**Short task**
Format the lines of the listing below, from the line containing "y-tick-label: 80: [68, 168, 80, 179]" through the line containing "x-category-label: B: [418, 518, 425, 529]", as a Markdown table with the columns No. and Entry. Number each row and leave out any blank lines.

(Element placement data)
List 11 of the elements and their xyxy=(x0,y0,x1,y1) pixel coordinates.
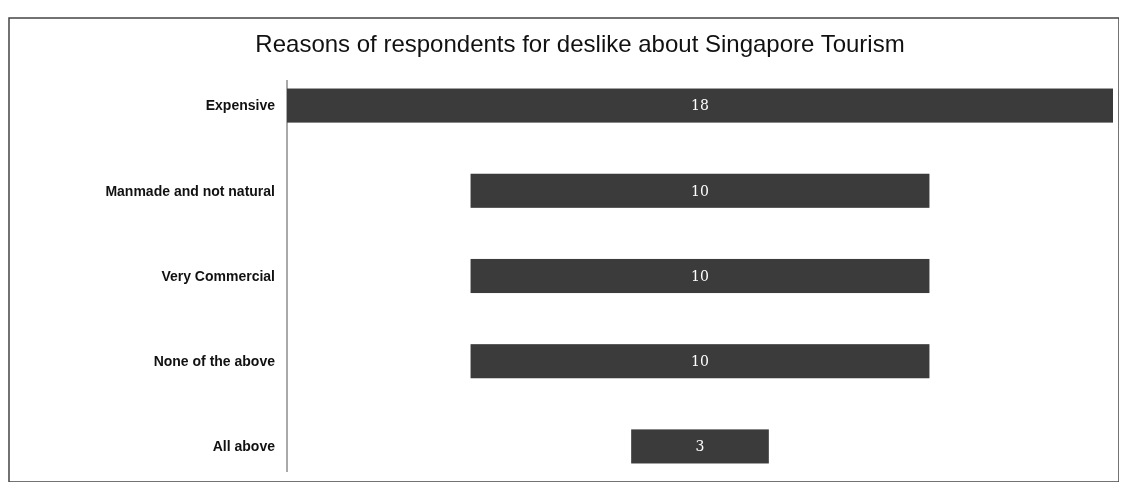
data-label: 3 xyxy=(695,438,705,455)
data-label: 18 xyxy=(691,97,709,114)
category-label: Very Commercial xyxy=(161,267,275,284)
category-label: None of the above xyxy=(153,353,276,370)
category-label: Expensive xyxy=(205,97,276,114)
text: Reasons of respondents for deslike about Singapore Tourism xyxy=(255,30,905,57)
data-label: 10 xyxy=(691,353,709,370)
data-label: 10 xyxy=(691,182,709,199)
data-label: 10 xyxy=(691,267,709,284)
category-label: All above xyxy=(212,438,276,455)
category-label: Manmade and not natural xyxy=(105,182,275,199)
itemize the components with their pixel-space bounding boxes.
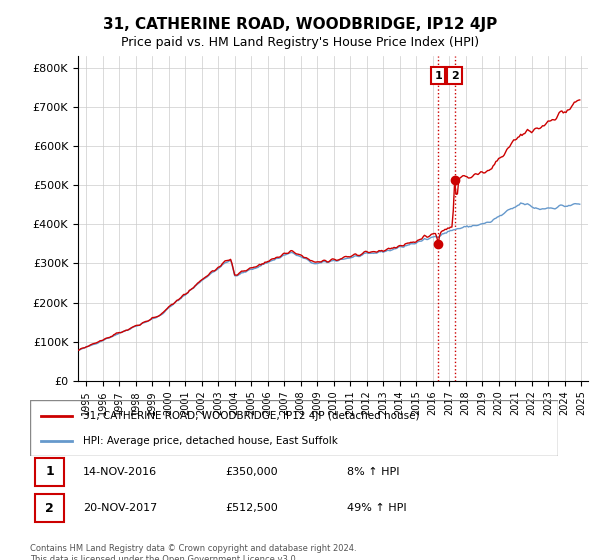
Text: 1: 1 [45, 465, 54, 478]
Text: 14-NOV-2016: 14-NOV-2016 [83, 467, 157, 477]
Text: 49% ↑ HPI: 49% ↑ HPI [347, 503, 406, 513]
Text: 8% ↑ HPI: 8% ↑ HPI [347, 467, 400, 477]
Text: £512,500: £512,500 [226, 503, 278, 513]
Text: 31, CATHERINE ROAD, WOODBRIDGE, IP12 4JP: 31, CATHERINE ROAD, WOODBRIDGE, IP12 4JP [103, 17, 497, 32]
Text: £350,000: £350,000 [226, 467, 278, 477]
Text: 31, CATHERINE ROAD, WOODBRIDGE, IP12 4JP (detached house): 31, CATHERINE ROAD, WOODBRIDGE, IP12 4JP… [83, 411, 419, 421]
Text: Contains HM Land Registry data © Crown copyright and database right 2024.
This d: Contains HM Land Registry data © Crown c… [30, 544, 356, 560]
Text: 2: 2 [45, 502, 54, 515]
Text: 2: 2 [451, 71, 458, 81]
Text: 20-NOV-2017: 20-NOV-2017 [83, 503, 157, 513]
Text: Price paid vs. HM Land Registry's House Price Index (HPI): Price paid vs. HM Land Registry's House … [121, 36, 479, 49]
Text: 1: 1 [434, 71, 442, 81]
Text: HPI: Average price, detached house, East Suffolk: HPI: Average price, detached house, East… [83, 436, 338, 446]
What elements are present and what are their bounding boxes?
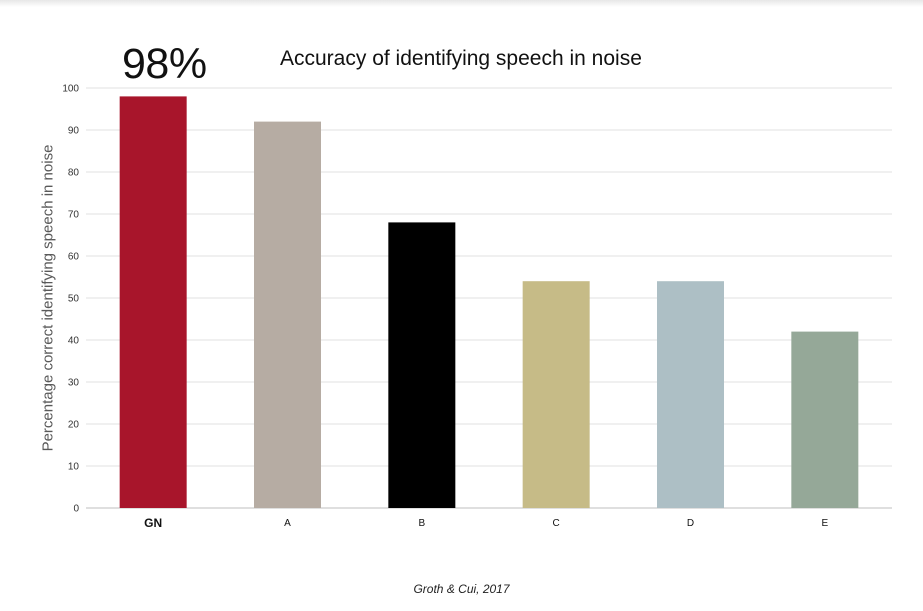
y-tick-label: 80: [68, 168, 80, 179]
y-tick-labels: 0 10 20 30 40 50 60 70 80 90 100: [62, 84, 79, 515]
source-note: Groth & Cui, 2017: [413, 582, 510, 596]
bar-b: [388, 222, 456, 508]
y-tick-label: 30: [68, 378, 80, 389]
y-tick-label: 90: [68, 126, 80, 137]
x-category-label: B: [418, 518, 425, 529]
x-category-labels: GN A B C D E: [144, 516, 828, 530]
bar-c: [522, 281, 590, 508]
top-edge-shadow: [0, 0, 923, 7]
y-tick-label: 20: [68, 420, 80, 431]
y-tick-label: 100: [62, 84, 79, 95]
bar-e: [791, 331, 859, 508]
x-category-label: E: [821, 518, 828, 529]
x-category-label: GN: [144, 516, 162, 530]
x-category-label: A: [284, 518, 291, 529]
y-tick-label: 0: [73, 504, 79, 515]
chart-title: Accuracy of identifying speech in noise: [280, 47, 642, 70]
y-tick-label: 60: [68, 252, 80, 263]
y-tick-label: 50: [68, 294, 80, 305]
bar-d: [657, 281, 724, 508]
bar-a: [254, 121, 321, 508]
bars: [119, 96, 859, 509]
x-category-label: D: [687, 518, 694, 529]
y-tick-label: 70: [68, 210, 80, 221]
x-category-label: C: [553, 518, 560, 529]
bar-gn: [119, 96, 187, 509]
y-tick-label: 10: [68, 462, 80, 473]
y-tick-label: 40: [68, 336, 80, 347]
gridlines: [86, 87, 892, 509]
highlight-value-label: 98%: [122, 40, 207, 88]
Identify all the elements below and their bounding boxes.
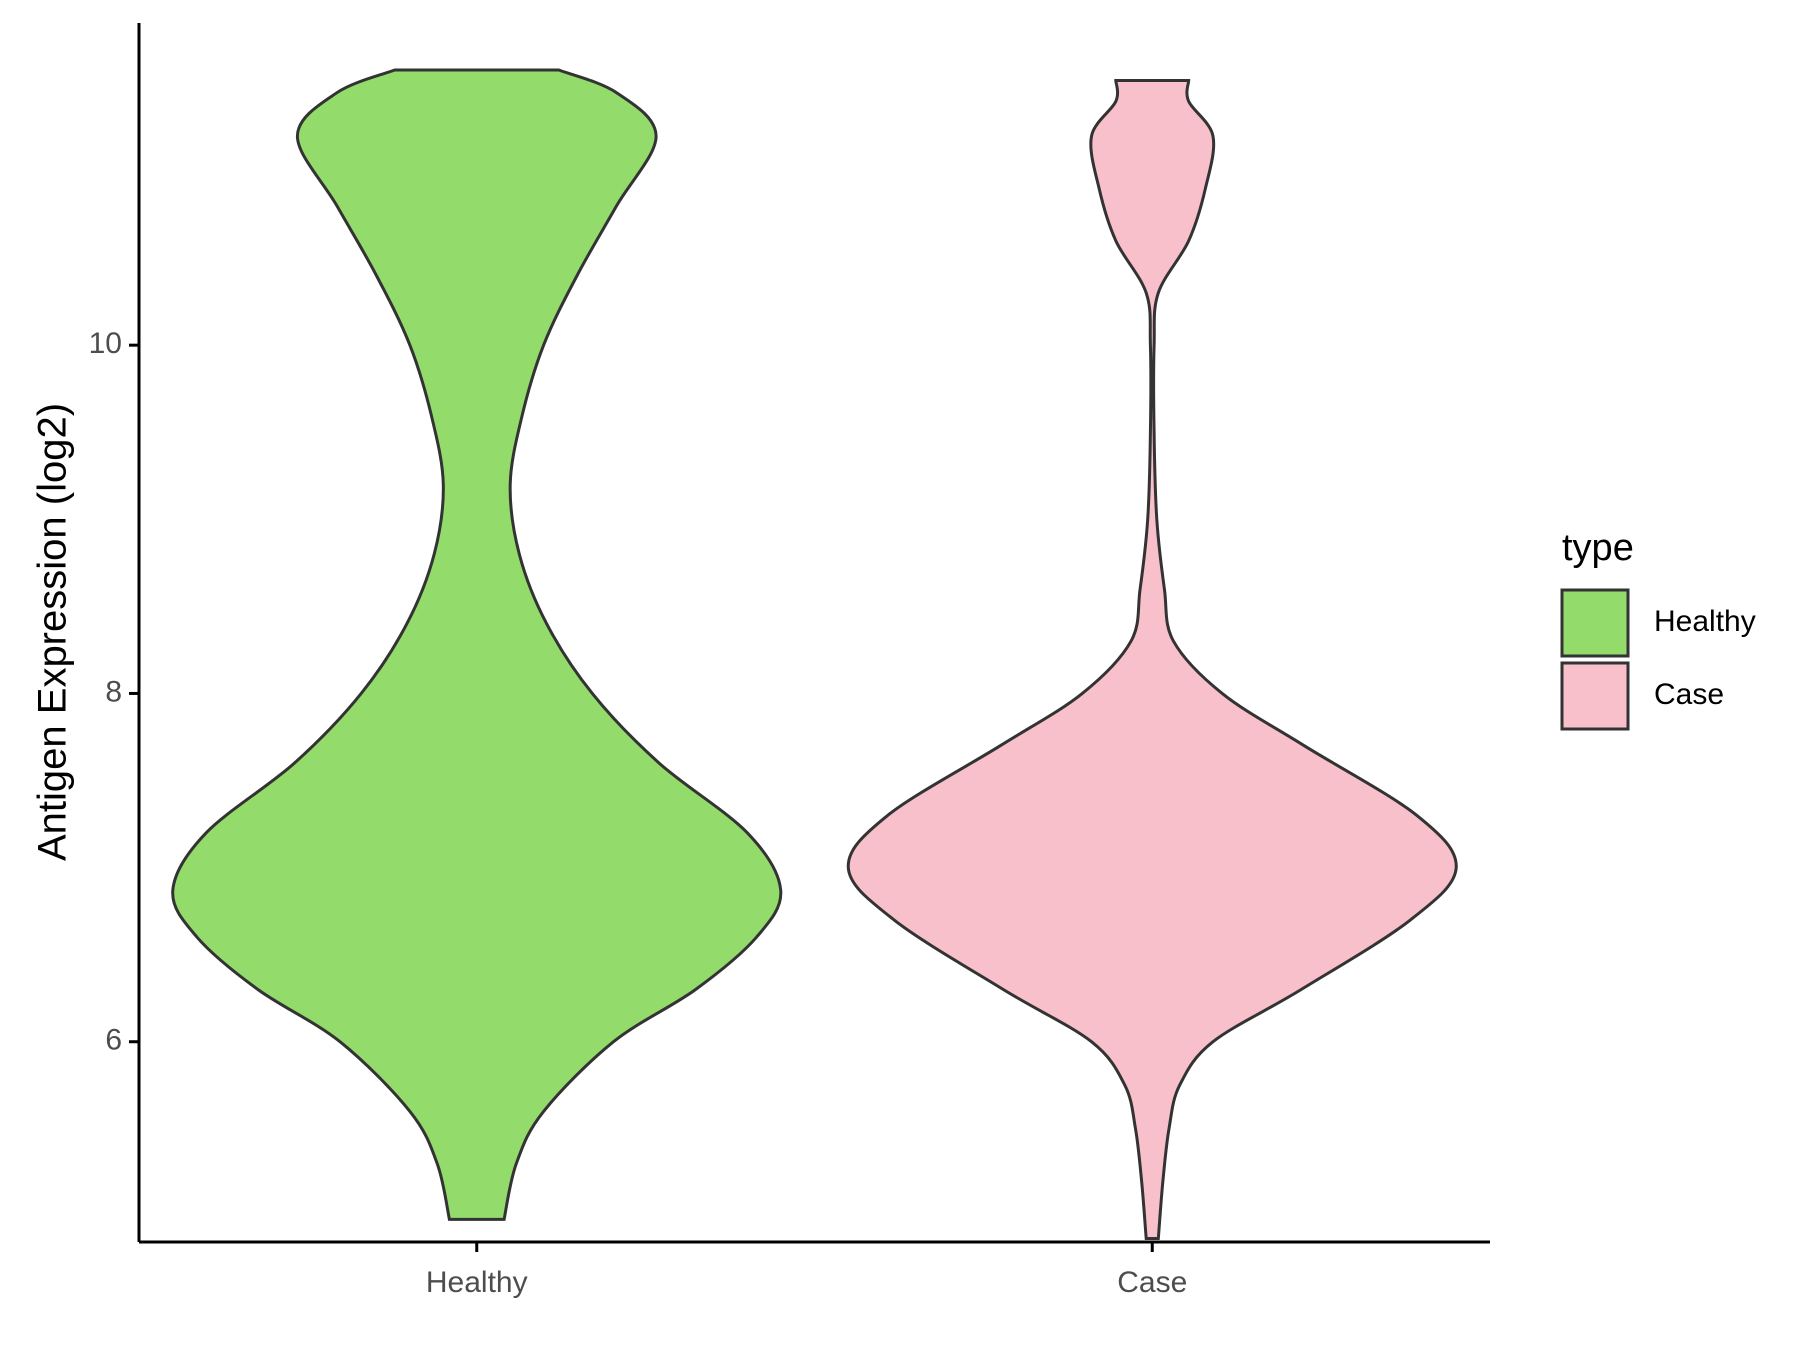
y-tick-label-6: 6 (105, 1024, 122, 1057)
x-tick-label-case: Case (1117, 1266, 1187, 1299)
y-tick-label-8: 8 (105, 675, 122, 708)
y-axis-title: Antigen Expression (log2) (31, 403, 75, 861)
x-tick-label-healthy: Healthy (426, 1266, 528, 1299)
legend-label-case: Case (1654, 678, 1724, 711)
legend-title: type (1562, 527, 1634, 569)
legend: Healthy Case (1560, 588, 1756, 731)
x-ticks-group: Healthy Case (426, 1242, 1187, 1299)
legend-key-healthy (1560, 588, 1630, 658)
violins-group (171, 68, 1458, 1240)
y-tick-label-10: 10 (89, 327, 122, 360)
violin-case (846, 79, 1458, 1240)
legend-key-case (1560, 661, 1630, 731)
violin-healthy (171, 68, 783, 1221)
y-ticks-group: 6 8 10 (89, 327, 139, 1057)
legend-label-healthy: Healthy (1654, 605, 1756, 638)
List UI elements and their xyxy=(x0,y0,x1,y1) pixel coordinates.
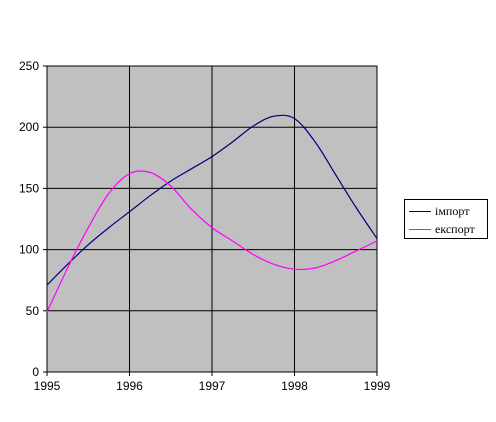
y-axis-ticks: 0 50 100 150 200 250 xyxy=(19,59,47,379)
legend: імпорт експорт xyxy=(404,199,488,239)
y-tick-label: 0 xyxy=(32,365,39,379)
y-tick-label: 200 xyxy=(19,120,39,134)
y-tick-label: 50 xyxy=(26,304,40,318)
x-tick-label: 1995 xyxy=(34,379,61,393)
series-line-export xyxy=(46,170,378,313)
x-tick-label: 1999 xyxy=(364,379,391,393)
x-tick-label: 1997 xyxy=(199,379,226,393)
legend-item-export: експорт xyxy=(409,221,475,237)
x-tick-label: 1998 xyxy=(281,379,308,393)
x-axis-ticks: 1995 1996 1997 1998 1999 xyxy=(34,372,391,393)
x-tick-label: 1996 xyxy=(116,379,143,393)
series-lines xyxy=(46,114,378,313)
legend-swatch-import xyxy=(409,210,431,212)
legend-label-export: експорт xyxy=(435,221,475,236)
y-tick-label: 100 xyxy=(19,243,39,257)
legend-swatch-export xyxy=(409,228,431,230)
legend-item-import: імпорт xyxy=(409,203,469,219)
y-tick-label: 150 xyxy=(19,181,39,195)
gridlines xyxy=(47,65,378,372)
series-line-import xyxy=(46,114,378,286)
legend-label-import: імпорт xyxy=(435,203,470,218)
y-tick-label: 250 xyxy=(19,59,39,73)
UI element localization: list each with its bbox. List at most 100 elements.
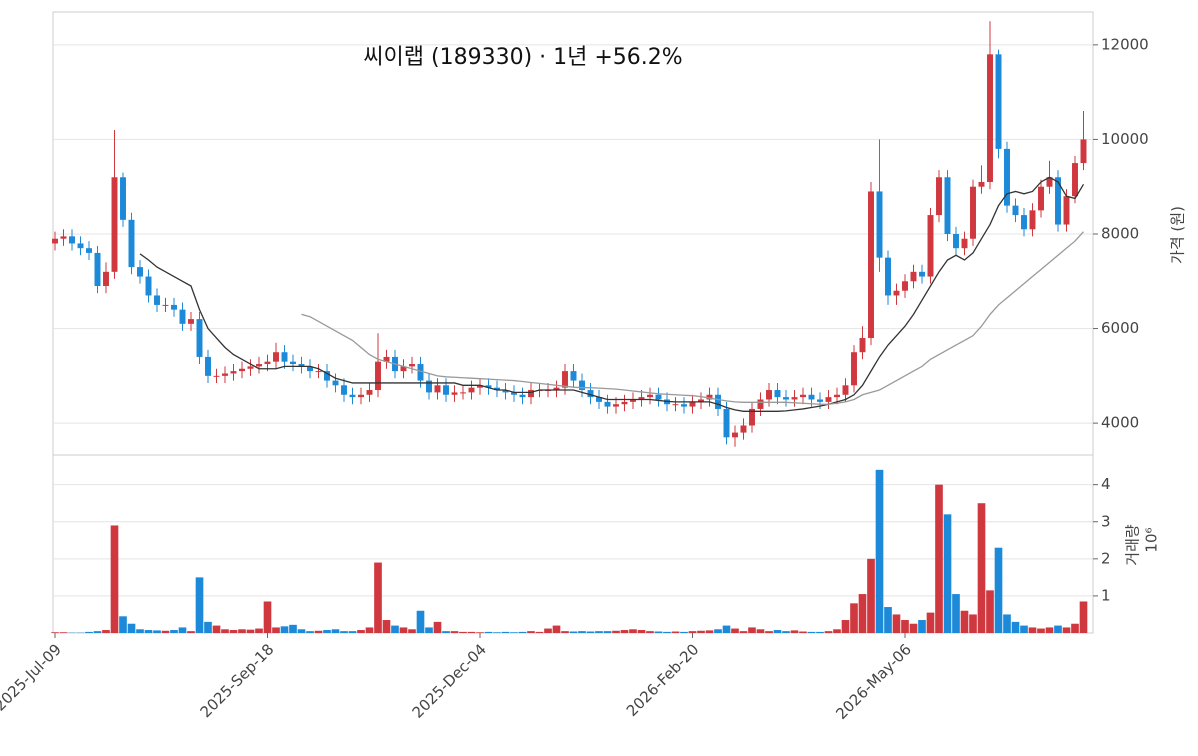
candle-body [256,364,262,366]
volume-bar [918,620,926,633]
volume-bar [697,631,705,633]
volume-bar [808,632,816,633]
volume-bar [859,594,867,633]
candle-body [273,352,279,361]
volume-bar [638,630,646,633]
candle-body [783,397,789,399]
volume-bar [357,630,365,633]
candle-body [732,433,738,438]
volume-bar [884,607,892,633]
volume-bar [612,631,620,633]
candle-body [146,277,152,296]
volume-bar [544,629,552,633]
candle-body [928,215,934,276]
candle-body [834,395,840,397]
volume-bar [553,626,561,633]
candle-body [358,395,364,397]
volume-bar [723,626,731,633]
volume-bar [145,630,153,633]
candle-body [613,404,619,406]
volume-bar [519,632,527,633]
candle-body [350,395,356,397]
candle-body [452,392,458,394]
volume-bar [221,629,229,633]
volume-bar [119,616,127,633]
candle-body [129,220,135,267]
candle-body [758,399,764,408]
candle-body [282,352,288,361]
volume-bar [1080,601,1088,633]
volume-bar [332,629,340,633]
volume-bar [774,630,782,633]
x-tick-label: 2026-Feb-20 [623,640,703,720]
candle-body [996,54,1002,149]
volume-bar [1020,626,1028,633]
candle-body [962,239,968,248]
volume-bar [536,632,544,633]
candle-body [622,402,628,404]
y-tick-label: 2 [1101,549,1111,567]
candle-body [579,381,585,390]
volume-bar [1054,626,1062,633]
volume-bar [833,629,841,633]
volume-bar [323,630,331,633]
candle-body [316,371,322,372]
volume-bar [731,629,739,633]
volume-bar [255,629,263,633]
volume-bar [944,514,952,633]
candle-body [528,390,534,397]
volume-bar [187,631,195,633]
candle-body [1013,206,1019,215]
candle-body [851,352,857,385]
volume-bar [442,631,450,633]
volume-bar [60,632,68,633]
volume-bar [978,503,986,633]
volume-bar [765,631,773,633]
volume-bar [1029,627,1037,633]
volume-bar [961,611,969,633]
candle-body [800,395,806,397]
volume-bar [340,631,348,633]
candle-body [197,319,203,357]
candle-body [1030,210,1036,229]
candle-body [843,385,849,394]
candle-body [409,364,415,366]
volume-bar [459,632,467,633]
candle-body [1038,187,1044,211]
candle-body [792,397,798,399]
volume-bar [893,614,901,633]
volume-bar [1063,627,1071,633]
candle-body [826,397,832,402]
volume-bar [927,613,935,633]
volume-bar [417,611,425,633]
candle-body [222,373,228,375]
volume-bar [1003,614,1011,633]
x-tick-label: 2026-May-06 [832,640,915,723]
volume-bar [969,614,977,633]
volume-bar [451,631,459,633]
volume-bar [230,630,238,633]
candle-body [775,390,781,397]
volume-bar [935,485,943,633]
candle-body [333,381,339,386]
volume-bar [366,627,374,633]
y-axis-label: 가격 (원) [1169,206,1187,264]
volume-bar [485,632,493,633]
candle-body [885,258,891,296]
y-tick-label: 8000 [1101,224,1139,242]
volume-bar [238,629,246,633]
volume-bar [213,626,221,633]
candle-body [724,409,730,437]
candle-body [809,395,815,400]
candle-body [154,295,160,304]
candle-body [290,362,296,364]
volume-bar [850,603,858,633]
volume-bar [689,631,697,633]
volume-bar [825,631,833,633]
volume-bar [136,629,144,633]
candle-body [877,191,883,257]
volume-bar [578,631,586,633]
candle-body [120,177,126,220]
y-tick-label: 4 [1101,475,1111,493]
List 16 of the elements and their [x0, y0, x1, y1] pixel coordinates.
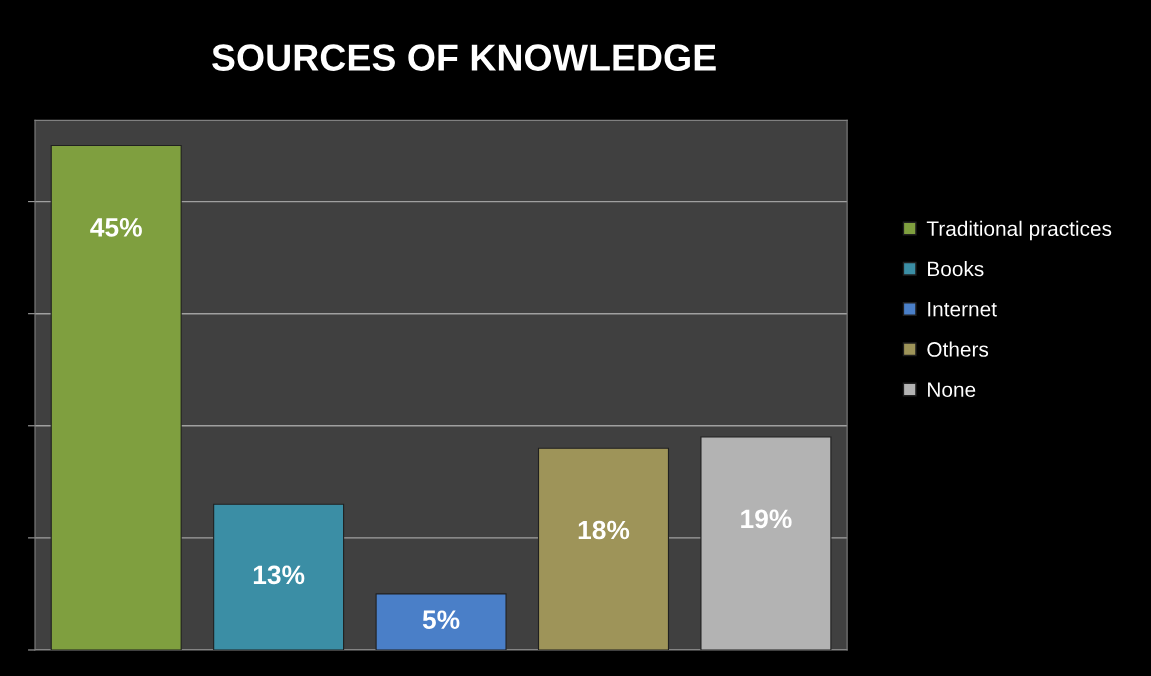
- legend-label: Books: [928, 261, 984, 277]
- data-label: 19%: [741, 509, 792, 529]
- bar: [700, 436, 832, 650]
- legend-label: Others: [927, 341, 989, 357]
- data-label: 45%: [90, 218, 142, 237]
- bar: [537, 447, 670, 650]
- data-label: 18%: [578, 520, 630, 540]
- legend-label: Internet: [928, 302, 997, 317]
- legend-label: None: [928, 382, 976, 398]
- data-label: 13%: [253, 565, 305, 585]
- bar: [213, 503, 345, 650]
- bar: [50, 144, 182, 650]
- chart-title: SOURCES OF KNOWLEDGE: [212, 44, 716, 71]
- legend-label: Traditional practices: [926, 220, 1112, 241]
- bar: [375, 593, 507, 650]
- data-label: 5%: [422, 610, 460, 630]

**Answer to this task**
| No. | Entry |
|---|---|
| 1 | y-tick-label: 80: [68, 168, 80, 179] |
| 2 | y-tick-labels: 0 10 20 30 40 50 60 70 80 90 100: [62, 84, 79, 515] |
| 3 | source-note: Groth & Cui, 2017: [413, 582, 510, 596] |
| 4 | bar-b: [388, 222, 456, 508] |
| 5 | y-tick-label: 30: [68, 378, 80, 389] |
| 6 | y-tick-label: 90: [68, 126, 80, 137] |
| 7 | x-category-label: B: [418, 518, 425, 529] |